▶ **EXERCISE DETAILS**: In the entries below, start at the line that contains "overview-tick-label: 0:17 (887, 744, 915, 758)" and stop after the line that contains "time-axis: 0:00 0:02". Write out those lines verbatim, both ends included.

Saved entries
________________________

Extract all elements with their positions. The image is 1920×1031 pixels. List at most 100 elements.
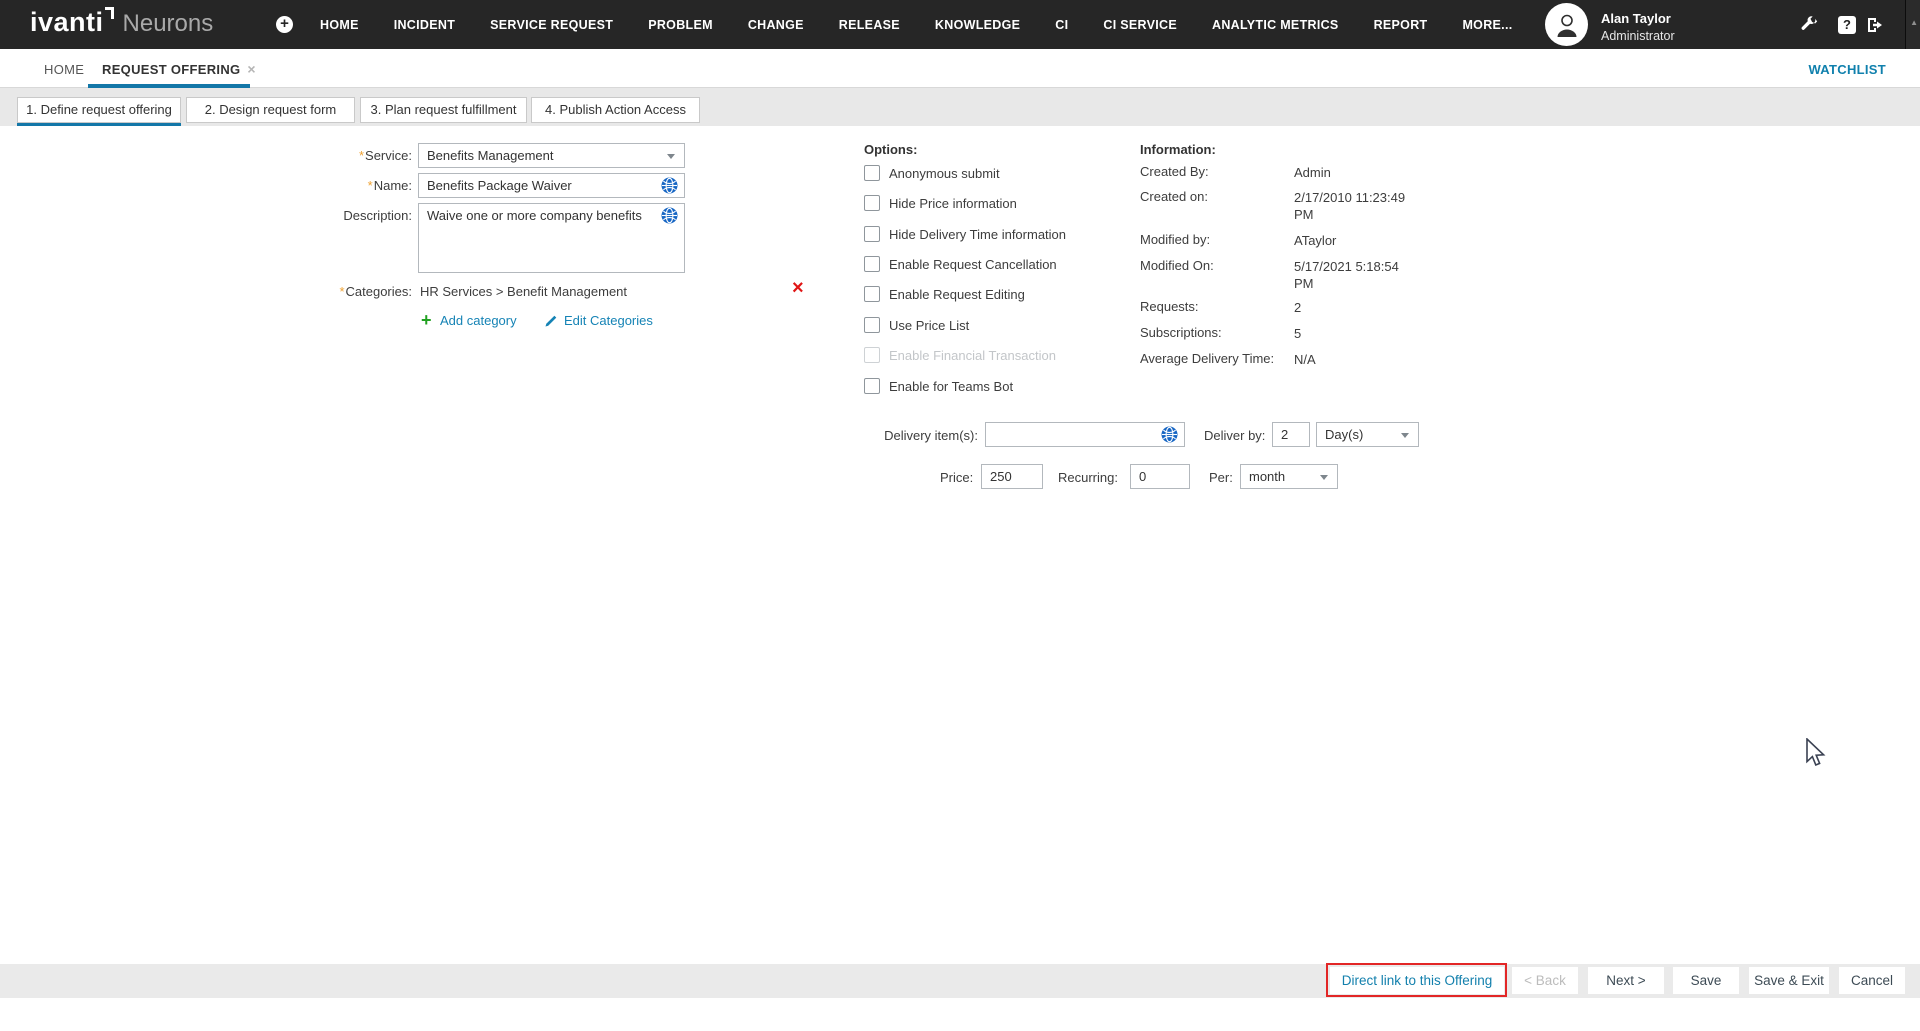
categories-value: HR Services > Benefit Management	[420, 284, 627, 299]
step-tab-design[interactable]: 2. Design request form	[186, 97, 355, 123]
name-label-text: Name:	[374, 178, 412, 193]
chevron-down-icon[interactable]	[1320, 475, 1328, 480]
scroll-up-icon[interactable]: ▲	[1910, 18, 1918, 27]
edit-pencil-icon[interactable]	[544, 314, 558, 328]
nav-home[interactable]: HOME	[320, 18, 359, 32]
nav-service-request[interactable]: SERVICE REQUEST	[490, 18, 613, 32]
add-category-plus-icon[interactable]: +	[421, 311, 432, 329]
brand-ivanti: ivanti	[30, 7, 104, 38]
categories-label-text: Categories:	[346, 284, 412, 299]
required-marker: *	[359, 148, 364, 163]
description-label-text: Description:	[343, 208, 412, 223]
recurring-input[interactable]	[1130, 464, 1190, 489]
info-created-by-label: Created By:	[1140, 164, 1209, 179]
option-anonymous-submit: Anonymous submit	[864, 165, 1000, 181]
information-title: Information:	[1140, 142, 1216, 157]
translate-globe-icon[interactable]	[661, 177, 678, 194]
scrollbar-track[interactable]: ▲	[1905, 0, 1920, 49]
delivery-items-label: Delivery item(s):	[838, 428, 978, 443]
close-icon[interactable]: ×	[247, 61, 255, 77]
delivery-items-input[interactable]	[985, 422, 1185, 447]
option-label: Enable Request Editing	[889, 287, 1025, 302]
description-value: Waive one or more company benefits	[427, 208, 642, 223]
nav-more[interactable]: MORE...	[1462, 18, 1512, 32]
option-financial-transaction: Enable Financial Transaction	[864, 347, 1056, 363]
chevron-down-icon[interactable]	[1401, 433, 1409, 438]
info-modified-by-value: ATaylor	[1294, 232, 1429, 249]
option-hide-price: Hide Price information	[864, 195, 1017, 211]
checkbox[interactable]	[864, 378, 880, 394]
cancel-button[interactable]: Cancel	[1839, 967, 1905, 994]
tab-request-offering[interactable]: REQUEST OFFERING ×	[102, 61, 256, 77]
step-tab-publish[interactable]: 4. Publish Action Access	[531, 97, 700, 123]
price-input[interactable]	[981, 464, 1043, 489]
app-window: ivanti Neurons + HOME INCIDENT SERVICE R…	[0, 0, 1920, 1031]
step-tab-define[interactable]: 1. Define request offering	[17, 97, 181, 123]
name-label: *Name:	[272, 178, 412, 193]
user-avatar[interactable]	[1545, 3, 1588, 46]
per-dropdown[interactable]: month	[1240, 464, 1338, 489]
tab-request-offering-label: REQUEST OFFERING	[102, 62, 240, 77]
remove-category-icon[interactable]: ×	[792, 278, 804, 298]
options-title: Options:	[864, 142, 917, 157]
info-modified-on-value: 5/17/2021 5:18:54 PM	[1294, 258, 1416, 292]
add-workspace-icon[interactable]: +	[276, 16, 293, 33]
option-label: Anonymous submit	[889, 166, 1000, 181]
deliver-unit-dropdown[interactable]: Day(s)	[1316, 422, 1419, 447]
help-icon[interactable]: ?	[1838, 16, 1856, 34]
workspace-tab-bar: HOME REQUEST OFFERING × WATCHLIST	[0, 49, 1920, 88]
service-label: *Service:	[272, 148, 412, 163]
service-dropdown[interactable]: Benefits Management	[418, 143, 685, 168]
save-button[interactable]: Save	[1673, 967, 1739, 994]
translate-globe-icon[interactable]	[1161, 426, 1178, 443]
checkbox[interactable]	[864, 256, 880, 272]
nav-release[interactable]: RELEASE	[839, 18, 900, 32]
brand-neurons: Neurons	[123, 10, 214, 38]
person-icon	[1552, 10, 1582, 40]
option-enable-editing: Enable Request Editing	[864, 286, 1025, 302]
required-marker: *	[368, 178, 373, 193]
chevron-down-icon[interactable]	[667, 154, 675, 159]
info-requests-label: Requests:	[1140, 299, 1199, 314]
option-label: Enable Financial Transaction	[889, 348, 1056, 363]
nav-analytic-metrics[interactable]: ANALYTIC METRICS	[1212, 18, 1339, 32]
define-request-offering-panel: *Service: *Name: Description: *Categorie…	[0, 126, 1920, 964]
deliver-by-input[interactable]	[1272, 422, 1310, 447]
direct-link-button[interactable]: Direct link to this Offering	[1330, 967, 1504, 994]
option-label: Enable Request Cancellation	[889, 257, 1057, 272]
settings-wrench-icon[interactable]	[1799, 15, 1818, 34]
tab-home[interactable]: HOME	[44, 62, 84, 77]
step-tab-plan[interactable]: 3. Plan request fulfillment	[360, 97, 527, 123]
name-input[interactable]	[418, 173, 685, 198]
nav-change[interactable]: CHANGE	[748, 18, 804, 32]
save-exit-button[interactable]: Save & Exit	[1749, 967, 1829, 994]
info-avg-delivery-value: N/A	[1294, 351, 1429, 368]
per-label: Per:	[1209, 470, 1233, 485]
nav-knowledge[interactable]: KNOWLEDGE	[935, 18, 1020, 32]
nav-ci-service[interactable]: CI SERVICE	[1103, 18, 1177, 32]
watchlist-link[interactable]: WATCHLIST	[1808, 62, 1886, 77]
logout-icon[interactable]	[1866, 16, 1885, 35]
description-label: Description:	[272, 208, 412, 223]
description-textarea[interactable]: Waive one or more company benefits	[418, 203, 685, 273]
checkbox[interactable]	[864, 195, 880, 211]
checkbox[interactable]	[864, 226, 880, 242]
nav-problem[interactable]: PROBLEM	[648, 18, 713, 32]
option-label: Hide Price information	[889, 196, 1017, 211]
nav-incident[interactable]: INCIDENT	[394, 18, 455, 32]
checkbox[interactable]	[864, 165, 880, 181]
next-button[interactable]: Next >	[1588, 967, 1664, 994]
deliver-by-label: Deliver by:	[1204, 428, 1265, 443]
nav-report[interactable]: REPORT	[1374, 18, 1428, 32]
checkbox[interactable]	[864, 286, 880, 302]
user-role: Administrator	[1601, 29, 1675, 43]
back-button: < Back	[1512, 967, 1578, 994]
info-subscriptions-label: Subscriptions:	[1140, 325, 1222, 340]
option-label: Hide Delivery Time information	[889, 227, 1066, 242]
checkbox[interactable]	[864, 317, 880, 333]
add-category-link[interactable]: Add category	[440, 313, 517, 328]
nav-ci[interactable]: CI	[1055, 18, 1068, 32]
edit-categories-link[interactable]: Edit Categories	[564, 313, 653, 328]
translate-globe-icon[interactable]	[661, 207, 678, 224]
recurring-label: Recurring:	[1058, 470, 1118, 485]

________________________

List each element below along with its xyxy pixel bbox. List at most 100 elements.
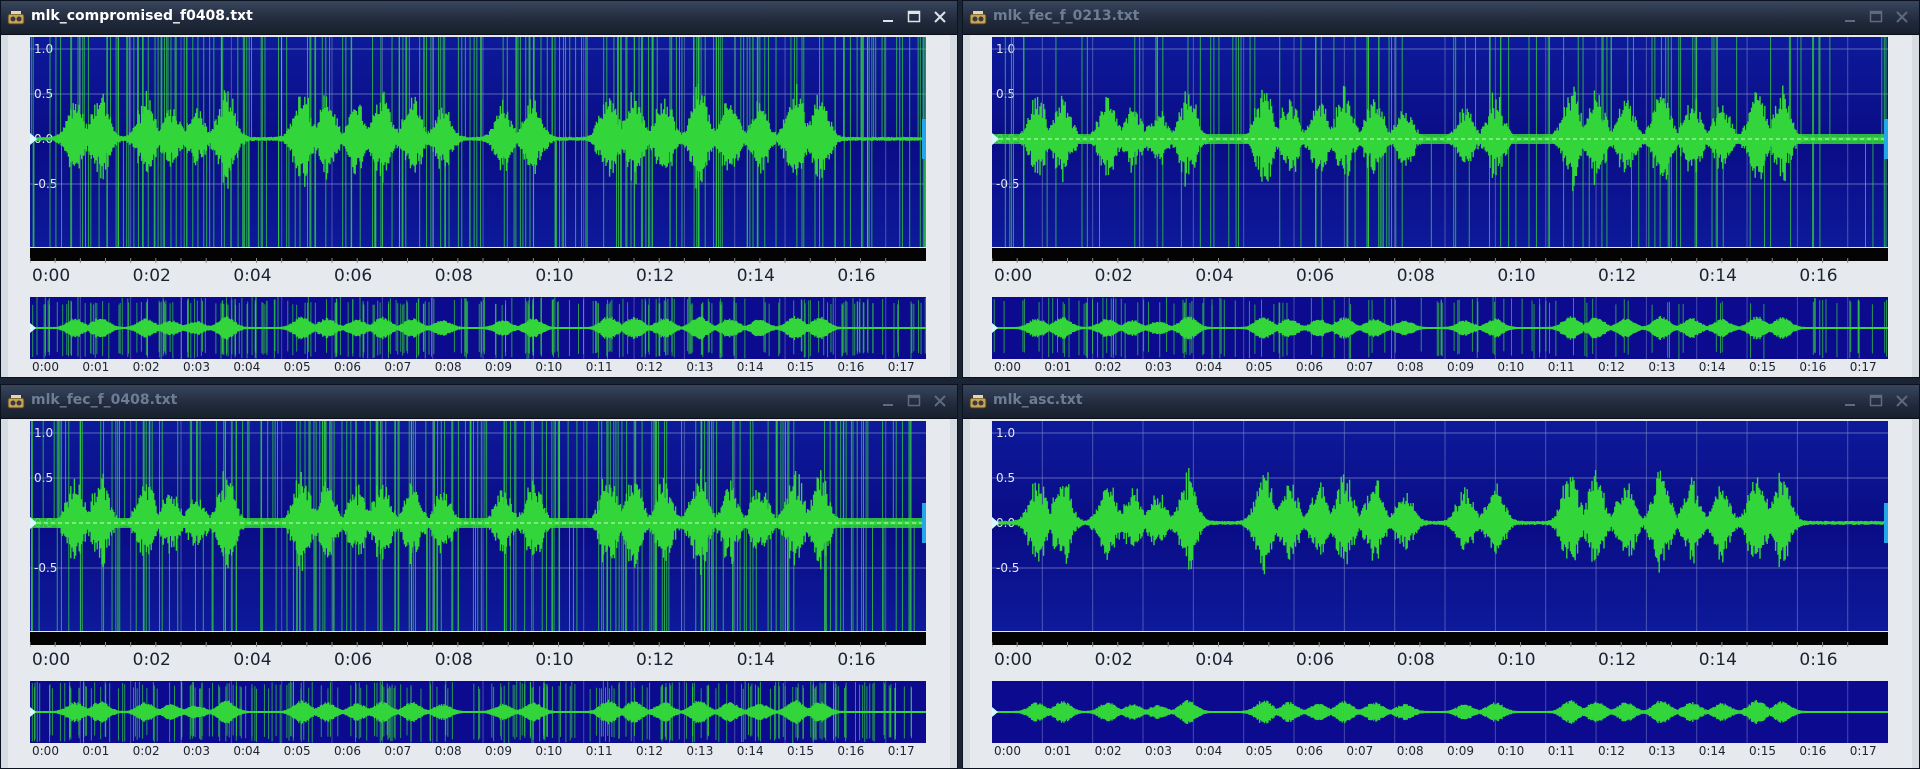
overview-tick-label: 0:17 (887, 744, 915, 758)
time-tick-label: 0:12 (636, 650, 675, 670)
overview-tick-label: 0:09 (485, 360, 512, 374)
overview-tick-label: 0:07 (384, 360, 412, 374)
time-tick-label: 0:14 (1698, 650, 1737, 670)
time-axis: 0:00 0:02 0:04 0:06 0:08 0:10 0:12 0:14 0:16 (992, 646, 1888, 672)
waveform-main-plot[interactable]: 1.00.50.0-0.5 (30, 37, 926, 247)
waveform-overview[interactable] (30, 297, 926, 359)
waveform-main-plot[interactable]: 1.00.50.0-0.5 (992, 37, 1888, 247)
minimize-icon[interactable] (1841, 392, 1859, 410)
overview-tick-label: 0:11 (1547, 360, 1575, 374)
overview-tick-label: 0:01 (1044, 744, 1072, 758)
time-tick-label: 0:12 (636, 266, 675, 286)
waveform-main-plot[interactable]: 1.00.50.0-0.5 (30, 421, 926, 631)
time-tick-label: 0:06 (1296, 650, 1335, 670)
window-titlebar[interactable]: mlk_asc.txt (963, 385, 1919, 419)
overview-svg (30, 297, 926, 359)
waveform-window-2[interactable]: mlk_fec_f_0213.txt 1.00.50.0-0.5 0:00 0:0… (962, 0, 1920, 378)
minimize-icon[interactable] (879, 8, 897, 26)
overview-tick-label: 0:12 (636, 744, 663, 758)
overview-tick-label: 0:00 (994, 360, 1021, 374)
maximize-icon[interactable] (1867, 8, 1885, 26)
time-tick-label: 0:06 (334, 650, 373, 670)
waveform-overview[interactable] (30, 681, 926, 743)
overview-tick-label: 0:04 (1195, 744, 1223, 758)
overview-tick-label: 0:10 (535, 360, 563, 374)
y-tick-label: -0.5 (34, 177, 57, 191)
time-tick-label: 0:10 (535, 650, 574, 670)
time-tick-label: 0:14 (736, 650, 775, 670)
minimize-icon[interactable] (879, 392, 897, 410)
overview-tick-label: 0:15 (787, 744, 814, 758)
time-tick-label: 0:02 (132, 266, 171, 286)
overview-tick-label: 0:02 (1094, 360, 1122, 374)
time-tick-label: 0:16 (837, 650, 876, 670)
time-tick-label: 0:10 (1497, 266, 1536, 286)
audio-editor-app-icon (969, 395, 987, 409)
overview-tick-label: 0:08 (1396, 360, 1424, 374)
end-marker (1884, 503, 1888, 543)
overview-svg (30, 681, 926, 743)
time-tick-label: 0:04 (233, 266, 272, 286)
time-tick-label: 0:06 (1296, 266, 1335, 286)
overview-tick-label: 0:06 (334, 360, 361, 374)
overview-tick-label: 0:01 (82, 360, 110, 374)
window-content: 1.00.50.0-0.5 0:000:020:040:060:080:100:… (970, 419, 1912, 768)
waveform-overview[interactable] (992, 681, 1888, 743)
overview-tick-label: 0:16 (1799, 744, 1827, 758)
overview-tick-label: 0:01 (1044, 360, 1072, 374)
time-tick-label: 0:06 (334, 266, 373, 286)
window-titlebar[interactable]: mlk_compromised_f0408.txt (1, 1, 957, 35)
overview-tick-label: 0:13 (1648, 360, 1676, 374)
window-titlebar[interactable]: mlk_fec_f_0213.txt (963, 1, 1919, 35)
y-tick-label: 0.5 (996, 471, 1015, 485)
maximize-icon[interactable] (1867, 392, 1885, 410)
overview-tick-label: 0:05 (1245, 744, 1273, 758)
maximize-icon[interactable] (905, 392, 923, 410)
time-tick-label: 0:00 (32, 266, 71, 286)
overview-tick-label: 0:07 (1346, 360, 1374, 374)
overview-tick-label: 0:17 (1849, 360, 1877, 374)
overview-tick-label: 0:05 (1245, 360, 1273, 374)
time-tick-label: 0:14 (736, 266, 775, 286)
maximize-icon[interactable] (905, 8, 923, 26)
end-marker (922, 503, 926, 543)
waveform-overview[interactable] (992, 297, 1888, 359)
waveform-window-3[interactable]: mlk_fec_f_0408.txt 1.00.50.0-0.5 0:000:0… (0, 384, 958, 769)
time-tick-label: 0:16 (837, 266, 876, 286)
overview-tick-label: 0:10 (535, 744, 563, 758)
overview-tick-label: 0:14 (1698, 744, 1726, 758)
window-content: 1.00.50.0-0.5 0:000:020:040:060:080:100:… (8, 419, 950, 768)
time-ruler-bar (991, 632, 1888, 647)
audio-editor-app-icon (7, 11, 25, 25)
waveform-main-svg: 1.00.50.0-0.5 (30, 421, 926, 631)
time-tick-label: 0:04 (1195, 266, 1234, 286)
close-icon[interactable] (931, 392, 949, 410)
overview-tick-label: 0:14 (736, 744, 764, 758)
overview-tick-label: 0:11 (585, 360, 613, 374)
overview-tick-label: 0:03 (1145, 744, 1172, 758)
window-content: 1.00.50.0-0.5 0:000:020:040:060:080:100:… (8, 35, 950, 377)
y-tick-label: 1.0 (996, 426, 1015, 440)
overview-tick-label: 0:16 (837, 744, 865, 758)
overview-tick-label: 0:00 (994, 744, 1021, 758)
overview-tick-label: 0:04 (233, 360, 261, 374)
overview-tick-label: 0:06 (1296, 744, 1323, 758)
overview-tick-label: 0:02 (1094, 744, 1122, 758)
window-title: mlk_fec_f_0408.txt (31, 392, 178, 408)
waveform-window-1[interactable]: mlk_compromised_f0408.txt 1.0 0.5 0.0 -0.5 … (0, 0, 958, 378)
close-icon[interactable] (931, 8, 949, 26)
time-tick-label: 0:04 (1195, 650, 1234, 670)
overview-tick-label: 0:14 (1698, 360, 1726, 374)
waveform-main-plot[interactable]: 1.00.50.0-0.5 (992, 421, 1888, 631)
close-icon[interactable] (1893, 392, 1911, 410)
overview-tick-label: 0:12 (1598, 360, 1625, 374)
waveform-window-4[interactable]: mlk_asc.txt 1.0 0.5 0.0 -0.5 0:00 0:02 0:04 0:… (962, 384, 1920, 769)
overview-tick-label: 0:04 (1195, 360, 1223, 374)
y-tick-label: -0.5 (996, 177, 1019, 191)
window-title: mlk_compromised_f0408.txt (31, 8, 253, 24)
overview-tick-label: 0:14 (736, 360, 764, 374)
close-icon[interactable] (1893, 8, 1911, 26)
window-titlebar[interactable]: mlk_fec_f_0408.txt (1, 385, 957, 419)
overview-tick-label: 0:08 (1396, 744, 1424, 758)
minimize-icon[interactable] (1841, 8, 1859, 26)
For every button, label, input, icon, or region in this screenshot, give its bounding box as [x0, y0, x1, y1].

________________________

▶ **SOLUTION**:
overview-tick-label: 0:17 (887, 744, 915, 758)
time-tick-label: 0:12 (636, 650, 675, 670)
overview-tick-label: 0:09 (485, 360, 512, 374)
overview-tick-label: 0:07 (384, 360, 412, 374)
time-tick-label: 0:14 (1698, 650, 1737, 670)
time-axis: 0:00 0:02 0:04 0:06 0:08 0:10 0:12 0:14 0:16 (992, 646, 1888, 672)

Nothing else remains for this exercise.